The single most important distinction in electric utility ratemaking — and the foundation of fair, defensible cost allocation.
Every electric bill, every rate study, and every cost-of-service analysis rests on understanding two things: demand and energy. They are related but fundamentally different — and confusing them leads to rates that over- or under-charge entire customer classes.
The maximum rate at which electricity is used
Think of it like the size of the pipe. How much water can flow at once? A bigger pipe costs more to build, even if you don’t always use full flow.
The average rate at which electricity is used over time
Think of it like the total water consumed. How many gallons did you actually use this month? More usage means more fuel burned.
Imagine two customers who each use 1,000 kWh per month. Customer A runs equipment steadily all day. Customer B runs everything at once for a few peak hours. They use the same energy, but Customer B requires far more demand — meaning the utility must build and maintain much more capacity. This is why demand and energy must be measured and charged separately to achieve fair rates.
Two customers each using 720 kWh/month — but with very different demand profiles.
Next: Why does this distinction matter so much? Because it determines who pays what — and whether rates send the right signals.
The way costs are split between demand and energy determines who pays what — and whether rates send the right price signals to customers.
Fixed costs don’t change with how much electricity is produced. They represent the capacity that must be in place to serve peak demand, regardless of whether it’s used every hour.
Variable costs change directly with the amount of electricity generated and delivered. The more kWh produced, the higher these costs.
For most utilities, the majority of costs are fixed (demand-related), yet many rate structures recover them through variable (energy) charges.
When fixed costs are recovered through energy charges, customers who use less energy avoid paying their fair share of the infrastructure that still serves them. This creates cross-subsidies between customer classes and undermines cost causation — the bedrock principle of equitable ratemaking.
Next: How do utilities actually classify their costs into demand, energy, and customer categories?

RECORD EXTRACTS:
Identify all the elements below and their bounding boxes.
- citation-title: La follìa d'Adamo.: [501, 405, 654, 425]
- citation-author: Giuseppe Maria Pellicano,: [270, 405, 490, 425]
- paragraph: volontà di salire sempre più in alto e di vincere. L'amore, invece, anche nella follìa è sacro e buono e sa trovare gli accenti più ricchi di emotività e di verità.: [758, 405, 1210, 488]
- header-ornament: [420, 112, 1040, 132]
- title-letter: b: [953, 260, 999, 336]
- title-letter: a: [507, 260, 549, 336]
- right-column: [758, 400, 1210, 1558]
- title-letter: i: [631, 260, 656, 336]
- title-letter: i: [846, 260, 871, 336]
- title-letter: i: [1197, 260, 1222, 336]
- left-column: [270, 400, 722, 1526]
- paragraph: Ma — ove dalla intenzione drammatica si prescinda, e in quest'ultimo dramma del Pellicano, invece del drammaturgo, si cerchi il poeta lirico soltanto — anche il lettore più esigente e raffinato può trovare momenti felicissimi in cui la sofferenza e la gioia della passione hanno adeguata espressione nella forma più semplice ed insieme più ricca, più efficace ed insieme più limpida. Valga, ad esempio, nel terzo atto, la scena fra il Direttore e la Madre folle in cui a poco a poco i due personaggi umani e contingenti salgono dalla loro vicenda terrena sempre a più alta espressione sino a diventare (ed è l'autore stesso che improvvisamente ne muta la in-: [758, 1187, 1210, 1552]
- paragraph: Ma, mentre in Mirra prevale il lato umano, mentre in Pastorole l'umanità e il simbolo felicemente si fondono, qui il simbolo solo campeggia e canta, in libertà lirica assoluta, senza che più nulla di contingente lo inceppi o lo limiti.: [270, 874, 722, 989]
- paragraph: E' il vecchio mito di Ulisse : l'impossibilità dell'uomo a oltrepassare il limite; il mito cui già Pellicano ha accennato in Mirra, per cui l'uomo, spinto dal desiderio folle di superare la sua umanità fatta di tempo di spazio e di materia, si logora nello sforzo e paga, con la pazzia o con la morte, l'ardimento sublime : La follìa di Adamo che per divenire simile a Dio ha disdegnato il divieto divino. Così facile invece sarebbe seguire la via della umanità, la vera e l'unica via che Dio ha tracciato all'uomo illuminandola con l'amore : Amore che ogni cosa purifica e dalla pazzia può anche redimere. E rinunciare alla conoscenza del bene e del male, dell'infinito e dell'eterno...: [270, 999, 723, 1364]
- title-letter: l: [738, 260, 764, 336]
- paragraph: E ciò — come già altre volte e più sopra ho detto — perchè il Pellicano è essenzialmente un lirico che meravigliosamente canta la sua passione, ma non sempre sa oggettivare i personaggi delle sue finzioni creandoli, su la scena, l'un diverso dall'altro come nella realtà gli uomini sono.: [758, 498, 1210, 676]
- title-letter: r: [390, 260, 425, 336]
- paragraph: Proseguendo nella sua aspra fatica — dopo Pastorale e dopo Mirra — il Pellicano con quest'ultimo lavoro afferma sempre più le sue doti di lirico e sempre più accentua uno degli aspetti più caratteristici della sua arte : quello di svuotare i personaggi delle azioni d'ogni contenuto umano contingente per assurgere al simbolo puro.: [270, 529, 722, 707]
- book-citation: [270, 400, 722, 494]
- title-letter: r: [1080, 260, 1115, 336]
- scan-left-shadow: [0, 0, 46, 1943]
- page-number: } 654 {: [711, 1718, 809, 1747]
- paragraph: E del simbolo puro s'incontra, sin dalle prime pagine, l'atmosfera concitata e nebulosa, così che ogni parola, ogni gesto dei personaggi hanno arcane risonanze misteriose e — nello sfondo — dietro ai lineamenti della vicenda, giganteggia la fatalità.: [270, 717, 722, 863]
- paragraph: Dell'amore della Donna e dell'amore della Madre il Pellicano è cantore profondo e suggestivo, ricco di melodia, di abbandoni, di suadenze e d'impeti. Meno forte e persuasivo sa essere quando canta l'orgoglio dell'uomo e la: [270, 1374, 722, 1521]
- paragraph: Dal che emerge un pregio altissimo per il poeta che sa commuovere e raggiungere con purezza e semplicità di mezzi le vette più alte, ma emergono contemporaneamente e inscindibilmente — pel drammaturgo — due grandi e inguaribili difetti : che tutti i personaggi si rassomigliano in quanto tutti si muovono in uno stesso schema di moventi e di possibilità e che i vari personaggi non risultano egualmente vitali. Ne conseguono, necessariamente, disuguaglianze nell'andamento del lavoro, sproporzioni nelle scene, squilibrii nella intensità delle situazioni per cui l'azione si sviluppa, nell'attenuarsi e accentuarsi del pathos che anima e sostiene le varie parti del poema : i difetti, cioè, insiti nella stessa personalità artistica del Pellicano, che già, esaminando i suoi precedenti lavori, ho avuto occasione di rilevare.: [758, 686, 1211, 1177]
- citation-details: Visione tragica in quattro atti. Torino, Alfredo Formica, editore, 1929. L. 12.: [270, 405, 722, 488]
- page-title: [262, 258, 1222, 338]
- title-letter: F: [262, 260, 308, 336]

ACTIONS TO TAKE:
(a) In the ratemaking text, list the things that its second paragraph says rest on understanding demand and energy.
(b) Translate this sentence from the ratemaking text into Spanish: "Variable costs change directly with the amount of electricity generated and delivered."
(c) Return the passage of the ratemaking text between "The single most" and "use full flow.", inclusive, copied word for word.
You can complete this work without the lines.

RESPONSES TO THE EXERCISE:
(a)
- Every electric bill
- Every rate study
- Every cost-of-service analysis

(b) Los costos variables cambian directamente con la cantidad de electricidad generada y entregada.

(c)
The single most important distinction in electric utility ratemaking — and the foundation of fair, defensible cost allocation.
Every electric bill, every rate study, and every cost-of-service analysis rests on understanding two things: demand and energy. They are related but fundamentally different — and confusing them leads to rates that over- or under-charge entire customer classes.
The maximum rate at which electricity is used
Think of it like the size of the pipe. How much water can flow at once? A bigger pipe costs more to build, even if you don’t always use full flow.